--- Begin ---

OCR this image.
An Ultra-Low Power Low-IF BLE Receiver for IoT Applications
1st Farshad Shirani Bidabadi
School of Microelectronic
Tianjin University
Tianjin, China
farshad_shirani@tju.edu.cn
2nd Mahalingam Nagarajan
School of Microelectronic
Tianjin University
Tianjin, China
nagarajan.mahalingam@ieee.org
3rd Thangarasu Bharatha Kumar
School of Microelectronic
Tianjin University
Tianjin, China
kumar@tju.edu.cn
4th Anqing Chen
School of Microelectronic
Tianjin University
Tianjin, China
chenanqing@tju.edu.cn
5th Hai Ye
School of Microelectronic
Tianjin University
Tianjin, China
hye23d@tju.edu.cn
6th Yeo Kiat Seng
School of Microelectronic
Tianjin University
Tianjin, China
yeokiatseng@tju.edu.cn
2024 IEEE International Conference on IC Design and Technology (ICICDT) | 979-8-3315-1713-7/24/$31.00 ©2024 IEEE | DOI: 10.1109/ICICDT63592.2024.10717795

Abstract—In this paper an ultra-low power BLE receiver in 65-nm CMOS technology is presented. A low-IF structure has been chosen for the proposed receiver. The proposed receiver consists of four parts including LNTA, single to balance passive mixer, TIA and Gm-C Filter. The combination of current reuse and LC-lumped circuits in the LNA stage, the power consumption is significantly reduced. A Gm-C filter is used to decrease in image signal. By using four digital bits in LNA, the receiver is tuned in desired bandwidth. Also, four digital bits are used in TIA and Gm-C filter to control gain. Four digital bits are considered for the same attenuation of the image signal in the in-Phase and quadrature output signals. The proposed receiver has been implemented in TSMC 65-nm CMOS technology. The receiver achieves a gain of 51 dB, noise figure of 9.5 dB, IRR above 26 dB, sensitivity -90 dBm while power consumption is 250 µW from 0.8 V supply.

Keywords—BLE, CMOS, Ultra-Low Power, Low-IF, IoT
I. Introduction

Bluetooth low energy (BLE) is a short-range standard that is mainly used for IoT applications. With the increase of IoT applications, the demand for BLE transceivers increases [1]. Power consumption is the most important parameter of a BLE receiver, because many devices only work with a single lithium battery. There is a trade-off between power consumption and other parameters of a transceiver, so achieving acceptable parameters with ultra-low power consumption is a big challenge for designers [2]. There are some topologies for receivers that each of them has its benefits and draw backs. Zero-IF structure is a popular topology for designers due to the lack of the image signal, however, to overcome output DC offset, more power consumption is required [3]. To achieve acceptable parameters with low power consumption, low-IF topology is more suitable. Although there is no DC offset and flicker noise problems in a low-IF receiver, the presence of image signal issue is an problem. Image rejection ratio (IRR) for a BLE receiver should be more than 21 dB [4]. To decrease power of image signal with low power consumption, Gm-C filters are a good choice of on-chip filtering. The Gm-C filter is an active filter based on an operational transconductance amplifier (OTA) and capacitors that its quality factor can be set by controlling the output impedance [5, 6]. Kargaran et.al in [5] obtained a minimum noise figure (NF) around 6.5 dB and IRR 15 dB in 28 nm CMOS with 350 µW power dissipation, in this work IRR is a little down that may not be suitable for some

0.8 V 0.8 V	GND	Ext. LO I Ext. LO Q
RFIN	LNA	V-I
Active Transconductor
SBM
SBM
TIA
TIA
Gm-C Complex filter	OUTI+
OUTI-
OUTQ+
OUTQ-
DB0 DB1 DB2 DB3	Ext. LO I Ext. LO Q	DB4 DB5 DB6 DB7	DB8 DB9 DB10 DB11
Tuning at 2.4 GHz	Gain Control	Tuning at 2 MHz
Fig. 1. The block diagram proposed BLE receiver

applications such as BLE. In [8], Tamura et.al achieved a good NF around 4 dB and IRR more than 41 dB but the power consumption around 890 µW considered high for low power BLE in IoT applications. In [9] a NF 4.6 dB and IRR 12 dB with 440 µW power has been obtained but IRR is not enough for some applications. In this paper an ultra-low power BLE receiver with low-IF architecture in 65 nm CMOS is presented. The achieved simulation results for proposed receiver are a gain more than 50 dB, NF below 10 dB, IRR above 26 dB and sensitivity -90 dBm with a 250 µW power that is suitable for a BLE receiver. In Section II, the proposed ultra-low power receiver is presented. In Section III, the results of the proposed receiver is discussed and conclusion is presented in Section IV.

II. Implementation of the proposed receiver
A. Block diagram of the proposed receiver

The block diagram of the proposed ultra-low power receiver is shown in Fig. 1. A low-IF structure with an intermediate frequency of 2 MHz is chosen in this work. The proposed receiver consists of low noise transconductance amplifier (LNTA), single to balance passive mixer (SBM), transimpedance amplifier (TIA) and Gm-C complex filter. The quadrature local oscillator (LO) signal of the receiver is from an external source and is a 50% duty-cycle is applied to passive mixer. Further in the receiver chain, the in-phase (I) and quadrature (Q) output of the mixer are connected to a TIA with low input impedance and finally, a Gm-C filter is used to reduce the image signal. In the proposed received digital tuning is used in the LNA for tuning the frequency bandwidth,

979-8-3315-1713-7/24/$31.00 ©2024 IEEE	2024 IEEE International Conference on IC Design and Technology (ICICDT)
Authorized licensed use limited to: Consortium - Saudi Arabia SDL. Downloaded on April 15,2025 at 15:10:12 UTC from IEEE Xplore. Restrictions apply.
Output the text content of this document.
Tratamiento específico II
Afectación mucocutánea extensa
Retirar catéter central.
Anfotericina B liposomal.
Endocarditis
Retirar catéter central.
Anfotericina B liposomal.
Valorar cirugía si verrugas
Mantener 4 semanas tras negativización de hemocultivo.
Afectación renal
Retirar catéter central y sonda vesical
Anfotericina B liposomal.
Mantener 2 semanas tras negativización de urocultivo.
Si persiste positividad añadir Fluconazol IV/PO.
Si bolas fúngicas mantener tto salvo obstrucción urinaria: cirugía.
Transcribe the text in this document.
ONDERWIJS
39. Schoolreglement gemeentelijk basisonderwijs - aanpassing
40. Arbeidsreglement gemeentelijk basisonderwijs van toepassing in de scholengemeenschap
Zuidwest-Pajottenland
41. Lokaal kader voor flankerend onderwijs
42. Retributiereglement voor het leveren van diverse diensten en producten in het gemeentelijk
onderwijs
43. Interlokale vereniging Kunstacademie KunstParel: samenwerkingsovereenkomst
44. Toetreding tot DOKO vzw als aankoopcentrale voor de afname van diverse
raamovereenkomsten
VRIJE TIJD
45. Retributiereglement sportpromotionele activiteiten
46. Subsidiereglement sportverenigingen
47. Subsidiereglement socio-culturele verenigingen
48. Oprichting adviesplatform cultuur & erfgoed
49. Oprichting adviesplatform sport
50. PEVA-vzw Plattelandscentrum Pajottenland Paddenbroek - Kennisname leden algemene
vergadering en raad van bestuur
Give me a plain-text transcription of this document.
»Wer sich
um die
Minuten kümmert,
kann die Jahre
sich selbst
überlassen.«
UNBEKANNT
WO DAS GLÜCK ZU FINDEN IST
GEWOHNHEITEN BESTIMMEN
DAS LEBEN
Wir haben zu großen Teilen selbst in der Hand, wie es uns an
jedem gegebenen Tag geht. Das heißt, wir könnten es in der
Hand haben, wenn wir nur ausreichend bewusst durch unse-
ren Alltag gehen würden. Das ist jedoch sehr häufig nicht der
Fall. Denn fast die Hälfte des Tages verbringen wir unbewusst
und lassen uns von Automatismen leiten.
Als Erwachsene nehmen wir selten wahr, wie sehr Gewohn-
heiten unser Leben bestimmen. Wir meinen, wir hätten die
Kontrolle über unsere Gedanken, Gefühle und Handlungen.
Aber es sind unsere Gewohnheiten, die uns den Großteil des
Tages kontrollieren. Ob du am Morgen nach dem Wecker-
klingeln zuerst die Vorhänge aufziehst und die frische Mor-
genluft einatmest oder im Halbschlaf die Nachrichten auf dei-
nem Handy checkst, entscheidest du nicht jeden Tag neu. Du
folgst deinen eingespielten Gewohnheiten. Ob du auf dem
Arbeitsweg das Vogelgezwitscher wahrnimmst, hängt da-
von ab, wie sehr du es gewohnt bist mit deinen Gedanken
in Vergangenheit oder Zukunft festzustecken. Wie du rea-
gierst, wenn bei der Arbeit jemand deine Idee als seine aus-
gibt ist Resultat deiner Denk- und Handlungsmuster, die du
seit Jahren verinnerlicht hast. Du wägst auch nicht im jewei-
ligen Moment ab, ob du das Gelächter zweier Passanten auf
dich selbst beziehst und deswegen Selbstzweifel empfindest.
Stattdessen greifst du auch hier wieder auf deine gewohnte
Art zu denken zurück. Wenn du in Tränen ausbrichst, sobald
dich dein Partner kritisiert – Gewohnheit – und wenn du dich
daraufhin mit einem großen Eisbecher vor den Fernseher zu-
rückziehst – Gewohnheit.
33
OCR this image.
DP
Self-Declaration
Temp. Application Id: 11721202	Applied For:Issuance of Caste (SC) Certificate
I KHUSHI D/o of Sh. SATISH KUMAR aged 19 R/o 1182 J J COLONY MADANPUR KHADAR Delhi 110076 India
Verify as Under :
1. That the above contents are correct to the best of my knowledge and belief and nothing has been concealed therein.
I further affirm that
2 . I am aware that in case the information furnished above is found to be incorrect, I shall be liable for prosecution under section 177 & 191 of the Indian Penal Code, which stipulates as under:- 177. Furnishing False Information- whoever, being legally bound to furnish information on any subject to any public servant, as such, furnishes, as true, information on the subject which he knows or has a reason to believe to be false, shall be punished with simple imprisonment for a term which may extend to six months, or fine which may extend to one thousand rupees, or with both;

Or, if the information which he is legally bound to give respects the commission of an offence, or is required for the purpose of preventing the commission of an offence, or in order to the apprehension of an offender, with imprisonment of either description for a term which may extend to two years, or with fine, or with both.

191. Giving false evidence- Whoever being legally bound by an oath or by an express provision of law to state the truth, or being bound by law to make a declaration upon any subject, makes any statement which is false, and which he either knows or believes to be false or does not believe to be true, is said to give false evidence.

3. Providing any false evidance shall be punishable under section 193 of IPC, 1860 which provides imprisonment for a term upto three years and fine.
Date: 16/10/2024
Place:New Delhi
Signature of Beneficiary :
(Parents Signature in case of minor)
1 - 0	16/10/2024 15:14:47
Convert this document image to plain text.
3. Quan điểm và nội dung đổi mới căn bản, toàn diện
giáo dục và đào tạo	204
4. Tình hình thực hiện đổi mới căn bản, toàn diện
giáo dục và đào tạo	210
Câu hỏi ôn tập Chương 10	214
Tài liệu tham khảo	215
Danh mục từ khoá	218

--- End ---

- _AIM OF THE TASK_
Using the listing above, pull out all lines that hold the word "oder".

- _EXPECTED ANSWER_
genluft einatmest oder im Halbschlaf die Nachrichten auf dei-
in Vergangenheit oder Zukunft festzustecken. Wie du rea-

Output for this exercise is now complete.